Work instructions:
1/ Do the following statements agree with the passage on financing options for the expansion project? For each, answer yes or no and quote the deciding words of the passage. (a) Legal and professional fees incurred in raising the capital are tax deductible to the company. (b) The interest rate on a commercial bank loan will be subject to fluctuations the company cannot control. (c) Dividends paid on additional equity from existing shareholders are tax-deductible.
2/ Write what comes next in the passage on financing options for the expansion project, picking up from the point where it stops.

Regardless of the method adopted, the incidental expenses of raising the capital, such as legal and professional fees, facilitation fees, etc are not tax deductible to the company as they relate to its capital structure rather than the direct revenue-generating mechanism. Loan from a commercial bank The interest rate will be tied closely to the prevailing market rates, therefore, it will be subject to rate fluctuations beyond the control of the company. The interest expense incurred will be tax deductible given that the relevant user company in the AdaGaya group will deploy the funds thus raised directly into expenditure related to the proposed expansion project. Loans from shareholders who are also directors As the loans will be from board members who are also shareholders, it will be possible to control the interest rate, i.e. by fixing the rate for the duration of the loan, thus avoiding fluctuations. Additionally, the rate of interest adopted may be higher or lower than the market rate, provided it does not stray too far from the market rate so as to attract scrutiny for transfer pricing, as this may lead to any excessive difference being disallowed for tax purposes. The interest expense incurred, to the extent that it approximates to market rates, will generally be tax deductible, as it is incurred for the purpose of the acquisition of business assets which are to be used in the respective company’s operations. [Tutorial note: It should be noted that the shareholder-directors will have to report such interest income received from the company for tax purposes.] Additional equity from existing shareholders Calling for additional share capital will not involve any interest expense. The return to the shareholders will be in the form of dividends, which are ‘below the line’, so therefore not tax-deductible. The distribution of dividends will be subject to the company having sufficient retained earnings. [Tutorial note: It should be noted that the dividends will be single tier and therefore exempted in the hands of the shareholders.] (b)

Supplied data:
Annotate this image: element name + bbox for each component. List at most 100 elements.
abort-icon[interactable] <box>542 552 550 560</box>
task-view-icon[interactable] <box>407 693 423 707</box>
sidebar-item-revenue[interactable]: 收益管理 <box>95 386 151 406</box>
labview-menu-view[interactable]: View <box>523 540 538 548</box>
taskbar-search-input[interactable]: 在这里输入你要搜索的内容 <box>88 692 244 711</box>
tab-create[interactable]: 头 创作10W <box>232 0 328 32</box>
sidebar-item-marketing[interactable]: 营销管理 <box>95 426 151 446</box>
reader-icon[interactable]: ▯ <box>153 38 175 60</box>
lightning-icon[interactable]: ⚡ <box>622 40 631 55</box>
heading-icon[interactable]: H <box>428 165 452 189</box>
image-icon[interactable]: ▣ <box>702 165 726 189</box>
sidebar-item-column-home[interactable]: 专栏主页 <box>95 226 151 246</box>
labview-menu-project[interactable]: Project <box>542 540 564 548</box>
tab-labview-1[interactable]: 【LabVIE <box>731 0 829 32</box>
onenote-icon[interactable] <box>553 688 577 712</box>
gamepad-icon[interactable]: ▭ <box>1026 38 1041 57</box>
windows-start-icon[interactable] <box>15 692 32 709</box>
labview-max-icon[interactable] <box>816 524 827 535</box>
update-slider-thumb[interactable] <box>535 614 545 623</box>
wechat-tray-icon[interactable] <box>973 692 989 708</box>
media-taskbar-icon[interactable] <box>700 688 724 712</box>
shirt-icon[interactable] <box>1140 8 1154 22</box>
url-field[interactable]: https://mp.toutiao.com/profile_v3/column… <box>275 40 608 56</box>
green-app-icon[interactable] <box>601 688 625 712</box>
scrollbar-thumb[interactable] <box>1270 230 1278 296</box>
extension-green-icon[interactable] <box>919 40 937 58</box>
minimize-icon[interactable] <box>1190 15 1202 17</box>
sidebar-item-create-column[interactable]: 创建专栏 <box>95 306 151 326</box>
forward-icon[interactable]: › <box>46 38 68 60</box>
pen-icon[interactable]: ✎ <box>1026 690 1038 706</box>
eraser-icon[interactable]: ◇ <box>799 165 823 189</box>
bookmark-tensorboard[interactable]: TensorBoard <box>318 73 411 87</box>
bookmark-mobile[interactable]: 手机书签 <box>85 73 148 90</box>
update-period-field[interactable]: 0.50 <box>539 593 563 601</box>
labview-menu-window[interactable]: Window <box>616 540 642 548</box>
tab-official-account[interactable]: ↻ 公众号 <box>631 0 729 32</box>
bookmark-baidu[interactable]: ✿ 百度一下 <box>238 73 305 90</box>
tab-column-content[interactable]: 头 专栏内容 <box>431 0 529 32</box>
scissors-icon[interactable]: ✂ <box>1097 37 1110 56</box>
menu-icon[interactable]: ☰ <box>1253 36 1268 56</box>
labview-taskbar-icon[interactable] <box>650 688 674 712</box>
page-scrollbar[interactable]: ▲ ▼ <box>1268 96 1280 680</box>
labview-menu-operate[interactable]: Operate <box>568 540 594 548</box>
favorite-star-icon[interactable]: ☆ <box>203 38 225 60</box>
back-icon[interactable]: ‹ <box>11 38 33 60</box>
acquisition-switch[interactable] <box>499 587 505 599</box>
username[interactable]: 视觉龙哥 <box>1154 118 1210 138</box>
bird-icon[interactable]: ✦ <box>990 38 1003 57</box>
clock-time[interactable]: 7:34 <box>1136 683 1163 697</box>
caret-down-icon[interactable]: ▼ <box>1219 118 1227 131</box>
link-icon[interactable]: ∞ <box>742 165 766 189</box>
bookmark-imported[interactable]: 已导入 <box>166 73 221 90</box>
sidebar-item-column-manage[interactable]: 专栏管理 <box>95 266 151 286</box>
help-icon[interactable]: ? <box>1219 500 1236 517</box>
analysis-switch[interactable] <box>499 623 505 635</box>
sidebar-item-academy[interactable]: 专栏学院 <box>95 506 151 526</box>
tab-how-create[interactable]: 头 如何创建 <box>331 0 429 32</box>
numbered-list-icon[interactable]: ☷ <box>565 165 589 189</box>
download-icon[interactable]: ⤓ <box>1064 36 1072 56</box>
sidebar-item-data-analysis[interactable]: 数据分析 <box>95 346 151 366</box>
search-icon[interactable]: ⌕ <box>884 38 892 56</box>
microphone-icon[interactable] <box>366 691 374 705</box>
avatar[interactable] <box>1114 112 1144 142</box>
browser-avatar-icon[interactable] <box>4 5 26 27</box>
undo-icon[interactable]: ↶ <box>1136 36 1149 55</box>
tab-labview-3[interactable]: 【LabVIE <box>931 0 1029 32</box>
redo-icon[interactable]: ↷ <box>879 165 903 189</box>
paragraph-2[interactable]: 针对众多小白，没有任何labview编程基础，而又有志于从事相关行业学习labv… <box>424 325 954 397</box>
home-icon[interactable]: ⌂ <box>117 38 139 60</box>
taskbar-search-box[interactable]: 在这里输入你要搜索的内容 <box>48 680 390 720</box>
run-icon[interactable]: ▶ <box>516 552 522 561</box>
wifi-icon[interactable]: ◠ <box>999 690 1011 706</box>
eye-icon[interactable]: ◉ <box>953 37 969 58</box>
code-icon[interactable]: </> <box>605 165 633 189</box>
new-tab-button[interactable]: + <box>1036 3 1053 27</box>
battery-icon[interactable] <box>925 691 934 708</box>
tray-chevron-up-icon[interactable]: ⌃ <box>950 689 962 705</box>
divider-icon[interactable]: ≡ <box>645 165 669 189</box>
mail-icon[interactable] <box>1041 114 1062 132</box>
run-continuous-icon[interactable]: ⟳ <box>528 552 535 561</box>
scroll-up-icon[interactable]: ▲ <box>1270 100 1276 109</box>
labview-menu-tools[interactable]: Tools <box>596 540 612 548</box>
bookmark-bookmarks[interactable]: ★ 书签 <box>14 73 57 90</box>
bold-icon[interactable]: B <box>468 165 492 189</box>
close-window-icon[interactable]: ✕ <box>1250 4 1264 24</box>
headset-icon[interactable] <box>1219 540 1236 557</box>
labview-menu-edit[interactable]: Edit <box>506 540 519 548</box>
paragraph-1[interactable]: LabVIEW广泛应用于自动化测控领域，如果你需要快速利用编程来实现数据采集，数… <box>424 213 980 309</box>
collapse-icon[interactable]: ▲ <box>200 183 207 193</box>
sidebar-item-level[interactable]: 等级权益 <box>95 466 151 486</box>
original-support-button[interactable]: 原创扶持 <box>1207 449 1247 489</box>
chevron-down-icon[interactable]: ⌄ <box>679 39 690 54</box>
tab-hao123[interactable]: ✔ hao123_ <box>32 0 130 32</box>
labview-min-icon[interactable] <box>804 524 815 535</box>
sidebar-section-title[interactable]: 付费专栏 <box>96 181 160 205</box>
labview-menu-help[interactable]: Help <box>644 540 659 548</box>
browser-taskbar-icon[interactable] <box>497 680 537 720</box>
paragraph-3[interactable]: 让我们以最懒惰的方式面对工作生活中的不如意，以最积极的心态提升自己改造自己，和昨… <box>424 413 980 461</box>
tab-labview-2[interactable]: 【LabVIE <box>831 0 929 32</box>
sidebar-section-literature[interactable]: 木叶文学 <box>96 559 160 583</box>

Results of the exercise:
1/
(a) No: "are not tax deductible to the company as they relate to its capital structure rather than the direct revenue-generating mechanism"
(b) Yes: "it will be subject to rate fluctuations beyond the control of the company"
(c) No: "which are ‘below the line’, so therefore not tax-deductible"

2/
Mode of financing the fixed asset acquisitions (1) Operating leases Operating lease rentals incurred on assets used in the business throughout the lease period are eligible for a tax deduction in full as they are revenue expenses by nature. As the leased assets would not be owned by the AdaGaya Group, the question of capital allowances (CA) does not arise. Neither will there be any maintenance costs as these will be the responsibility of the lessor. (2) Finance leases (not deemed sales) These are more flexible than operating leases in terms of structuring the lease payments. The lease payments are treated as revenue expenses (rather than capital expenditure) and are tax deductible when incurred throughout the lease period. Therefore, the lessee does not qualify for CA. However, under a finance leasing arrangement, the lessee usually undertakes to maintain and repair the assets during the lease term and these expenses are tax deductible. (3) Outright purchase This will involve full payment upfront, unless credit terms are available, in which case the payments may be staggered over a pre-agreed period. The interest expense on any borrowing to finance the outright purchase of business assets will be tax deductible. Generally, CA on the full qualifying plant expenditure is available, whether or not the full capital sum has been paid. The amount of CA given will be based on the type of asset and the CA rate prescribed. CA will be given over a period until the full qualifying plant expenditure is depleted. Maintenance costs will be borne by the company and are tax deductible.
(c)
Tax treatment of group holding company The group holding company will be an investment holding company (IHC) because it fulfills the definition of an IHC [in s.60F] as its activities relate mainly to the holding of investments, and at least 80% of its gross income is derived from investments.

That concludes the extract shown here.